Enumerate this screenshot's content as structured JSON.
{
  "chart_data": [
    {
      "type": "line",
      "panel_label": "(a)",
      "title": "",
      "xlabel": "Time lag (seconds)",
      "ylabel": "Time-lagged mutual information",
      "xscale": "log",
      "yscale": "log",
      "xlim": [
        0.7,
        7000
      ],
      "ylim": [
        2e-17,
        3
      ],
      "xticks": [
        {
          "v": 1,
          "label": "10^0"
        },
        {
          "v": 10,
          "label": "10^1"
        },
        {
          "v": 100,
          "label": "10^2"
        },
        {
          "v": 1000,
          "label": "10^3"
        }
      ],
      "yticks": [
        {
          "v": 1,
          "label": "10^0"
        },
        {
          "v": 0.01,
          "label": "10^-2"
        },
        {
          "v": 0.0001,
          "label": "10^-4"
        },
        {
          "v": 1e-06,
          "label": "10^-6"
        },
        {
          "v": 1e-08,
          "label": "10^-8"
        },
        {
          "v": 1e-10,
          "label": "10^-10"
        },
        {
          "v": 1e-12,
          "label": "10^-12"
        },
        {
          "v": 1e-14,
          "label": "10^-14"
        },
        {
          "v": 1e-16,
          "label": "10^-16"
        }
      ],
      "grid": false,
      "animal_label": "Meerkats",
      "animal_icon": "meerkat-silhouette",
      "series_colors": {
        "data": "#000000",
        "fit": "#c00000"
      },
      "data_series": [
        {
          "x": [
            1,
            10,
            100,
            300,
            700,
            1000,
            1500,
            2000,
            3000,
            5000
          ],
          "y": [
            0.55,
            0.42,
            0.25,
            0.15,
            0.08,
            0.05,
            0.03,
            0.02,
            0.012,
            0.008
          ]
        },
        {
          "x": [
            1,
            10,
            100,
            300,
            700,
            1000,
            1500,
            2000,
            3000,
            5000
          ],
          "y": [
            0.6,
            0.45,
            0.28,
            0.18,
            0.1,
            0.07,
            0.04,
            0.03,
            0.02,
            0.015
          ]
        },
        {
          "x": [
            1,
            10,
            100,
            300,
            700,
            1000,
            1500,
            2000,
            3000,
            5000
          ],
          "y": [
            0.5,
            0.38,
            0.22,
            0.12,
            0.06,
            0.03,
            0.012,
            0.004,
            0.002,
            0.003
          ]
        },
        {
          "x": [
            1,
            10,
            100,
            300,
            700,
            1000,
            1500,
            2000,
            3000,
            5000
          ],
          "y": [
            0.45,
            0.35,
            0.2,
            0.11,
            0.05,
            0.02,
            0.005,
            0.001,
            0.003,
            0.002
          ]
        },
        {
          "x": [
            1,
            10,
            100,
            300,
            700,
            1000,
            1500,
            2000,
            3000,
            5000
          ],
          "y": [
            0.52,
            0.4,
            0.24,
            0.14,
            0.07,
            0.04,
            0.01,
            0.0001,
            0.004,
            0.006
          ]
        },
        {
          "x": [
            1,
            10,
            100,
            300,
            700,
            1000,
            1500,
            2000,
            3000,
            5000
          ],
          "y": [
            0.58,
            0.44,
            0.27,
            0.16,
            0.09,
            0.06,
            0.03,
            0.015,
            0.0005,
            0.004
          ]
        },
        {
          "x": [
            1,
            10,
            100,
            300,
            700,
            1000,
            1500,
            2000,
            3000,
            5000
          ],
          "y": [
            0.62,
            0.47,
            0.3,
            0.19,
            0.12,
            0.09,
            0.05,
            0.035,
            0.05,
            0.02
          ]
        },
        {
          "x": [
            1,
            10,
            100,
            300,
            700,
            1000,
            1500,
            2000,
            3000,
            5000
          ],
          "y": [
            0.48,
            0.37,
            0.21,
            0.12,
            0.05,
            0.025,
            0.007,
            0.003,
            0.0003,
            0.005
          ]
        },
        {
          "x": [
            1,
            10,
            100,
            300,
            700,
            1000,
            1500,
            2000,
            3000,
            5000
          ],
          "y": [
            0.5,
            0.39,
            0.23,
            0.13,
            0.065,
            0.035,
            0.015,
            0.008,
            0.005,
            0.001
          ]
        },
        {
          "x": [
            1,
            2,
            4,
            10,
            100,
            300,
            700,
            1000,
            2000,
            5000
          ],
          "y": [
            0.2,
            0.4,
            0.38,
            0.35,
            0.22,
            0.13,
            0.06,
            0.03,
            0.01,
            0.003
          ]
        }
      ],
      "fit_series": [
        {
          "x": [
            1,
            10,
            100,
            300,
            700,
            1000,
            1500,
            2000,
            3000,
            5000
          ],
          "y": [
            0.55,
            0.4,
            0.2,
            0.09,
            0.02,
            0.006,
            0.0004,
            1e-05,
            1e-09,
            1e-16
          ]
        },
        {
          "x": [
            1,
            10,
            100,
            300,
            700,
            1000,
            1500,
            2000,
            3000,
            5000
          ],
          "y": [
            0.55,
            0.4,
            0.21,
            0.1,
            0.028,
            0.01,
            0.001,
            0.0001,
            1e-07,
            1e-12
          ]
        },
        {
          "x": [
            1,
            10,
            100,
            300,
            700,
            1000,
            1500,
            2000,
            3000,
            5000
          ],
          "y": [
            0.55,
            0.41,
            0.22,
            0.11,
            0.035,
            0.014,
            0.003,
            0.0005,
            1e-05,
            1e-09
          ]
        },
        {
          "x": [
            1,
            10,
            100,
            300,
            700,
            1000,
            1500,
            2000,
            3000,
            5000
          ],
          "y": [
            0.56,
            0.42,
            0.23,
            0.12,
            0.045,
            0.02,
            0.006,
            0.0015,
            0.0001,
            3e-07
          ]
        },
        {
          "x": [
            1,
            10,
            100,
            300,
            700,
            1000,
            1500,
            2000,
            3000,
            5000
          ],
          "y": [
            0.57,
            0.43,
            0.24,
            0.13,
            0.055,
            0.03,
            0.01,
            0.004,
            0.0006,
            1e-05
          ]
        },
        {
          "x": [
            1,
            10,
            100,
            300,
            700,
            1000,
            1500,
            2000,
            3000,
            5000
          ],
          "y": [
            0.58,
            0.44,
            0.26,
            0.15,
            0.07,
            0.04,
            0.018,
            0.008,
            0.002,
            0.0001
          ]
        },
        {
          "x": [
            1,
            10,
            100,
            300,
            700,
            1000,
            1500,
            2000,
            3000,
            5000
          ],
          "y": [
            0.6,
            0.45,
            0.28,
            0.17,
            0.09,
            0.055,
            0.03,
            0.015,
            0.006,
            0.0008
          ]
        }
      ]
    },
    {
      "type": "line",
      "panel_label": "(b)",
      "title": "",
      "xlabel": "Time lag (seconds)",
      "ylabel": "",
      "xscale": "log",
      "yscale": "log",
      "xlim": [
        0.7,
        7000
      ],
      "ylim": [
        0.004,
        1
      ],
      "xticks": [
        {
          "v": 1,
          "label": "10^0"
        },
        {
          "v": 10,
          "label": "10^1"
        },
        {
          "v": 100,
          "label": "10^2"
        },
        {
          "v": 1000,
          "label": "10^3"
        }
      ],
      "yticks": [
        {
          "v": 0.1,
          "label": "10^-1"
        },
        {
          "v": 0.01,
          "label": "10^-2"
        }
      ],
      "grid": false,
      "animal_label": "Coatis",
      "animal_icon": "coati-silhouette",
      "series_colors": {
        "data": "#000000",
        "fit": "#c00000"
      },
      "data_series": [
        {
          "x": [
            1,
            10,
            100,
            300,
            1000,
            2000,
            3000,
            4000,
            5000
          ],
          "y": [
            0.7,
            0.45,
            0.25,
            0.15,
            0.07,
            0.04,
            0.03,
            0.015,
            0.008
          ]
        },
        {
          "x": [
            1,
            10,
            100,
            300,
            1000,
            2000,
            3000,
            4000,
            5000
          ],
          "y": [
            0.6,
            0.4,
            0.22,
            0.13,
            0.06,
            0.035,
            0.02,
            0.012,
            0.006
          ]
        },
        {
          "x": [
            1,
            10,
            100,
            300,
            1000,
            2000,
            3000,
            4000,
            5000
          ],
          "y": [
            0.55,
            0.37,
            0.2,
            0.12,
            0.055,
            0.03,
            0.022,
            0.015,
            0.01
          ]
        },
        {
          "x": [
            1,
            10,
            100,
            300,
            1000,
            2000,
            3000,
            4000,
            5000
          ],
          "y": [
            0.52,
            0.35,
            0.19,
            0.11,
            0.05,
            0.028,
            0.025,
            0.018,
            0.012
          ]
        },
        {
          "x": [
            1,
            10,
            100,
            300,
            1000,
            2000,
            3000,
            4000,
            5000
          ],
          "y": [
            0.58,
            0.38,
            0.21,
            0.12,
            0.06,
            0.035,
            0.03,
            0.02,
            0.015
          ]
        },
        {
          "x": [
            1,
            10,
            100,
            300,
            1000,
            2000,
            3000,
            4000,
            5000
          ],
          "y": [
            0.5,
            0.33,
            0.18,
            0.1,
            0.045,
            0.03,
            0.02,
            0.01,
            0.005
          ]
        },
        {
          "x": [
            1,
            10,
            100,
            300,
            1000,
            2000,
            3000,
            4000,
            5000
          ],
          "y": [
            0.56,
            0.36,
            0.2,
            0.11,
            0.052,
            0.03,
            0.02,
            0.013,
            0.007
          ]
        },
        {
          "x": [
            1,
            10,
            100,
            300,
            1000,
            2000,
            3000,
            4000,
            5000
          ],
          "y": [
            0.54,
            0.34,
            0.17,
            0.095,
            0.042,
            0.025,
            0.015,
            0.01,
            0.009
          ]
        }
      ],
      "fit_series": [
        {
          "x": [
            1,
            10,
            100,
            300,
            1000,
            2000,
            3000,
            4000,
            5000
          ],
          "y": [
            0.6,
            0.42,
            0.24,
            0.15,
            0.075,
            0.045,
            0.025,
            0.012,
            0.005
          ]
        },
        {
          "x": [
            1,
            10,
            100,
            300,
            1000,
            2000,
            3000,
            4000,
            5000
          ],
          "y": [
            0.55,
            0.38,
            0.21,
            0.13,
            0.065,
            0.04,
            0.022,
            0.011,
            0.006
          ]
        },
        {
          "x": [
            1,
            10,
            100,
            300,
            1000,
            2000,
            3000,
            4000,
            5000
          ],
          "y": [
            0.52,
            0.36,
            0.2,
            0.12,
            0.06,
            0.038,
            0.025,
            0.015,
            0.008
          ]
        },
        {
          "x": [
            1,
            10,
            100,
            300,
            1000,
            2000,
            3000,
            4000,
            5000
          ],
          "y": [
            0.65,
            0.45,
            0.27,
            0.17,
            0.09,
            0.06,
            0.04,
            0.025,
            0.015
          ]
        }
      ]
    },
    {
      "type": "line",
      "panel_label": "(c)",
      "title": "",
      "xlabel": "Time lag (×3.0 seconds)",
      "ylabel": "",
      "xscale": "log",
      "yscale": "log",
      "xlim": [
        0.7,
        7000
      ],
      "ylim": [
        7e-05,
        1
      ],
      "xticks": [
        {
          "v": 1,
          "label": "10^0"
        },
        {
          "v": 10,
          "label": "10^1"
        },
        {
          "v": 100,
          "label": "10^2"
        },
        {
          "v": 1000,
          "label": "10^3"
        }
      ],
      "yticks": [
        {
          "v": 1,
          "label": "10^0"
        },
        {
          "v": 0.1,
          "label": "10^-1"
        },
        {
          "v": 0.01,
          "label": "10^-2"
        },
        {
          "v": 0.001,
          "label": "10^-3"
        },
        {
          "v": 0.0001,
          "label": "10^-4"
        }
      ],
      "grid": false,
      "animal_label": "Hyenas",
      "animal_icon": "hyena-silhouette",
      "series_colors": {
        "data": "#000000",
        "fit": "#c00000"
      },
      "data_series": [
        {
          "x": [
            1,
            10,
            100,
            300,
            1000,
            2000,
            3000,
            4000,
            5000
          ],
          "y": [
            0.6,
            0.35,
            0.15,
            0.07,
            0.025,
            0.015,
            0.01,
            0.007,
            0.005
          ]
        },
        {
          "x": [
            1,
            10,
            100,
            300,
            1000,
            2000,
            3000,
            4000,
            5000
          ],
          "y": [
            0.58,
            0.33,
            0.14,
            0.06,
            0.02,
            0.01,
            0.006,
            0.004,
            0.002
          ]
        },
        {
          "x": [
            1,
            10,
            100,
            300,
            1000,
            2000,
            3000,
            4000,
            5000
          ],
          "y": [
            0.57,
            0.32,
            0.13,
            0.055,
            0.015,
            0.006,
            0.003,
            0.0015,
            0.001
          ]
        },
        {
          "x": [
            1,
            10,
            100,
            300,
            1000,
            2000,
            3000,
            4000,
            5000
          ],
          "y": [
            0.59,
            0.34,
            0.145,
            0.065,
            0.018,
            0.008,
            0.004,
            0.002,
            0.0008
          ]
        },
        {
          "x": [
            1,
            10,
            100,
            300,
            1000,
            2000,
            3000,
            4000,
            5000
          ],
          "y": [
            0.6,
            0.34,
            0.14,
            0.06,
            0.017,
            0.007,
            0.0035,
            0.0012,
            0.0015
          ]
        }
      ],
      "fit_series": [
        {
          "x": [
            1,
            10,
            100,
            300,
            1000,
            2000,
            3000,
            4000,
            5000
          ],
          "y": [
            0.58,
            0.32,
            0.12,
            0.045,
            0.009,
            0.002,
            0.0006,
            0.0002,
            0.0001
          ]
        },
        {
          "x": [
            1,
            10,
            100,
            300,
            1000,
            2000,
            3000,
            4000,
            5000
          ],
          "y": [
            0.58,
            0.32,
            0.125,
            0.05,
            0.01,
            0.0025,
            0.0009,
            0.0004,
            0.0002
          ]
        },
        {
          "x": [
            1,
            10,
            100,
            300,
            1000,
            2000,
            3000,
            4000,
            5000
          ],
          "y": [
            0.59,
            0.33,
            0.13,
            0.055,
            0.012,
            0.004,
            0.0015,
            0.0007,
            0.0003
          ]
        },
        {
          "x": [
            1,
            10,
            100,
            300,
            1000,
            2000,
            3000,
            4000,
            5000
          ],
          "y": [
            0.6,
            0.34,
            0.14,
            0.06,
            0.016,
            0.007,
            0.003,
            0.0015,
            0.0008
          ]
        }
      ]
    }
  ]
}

- [Problem]: Using the listing above, return all lines where the word "Time" occurs.

- [Exercise solution]:
      "xlabel": "Time lag (seconds)",
      "ylabel": "Time-lagged mutual information",
      "xlabel": "Time lag (seconds)",
      "xlabel": "Time lag (×3.0 seconds)",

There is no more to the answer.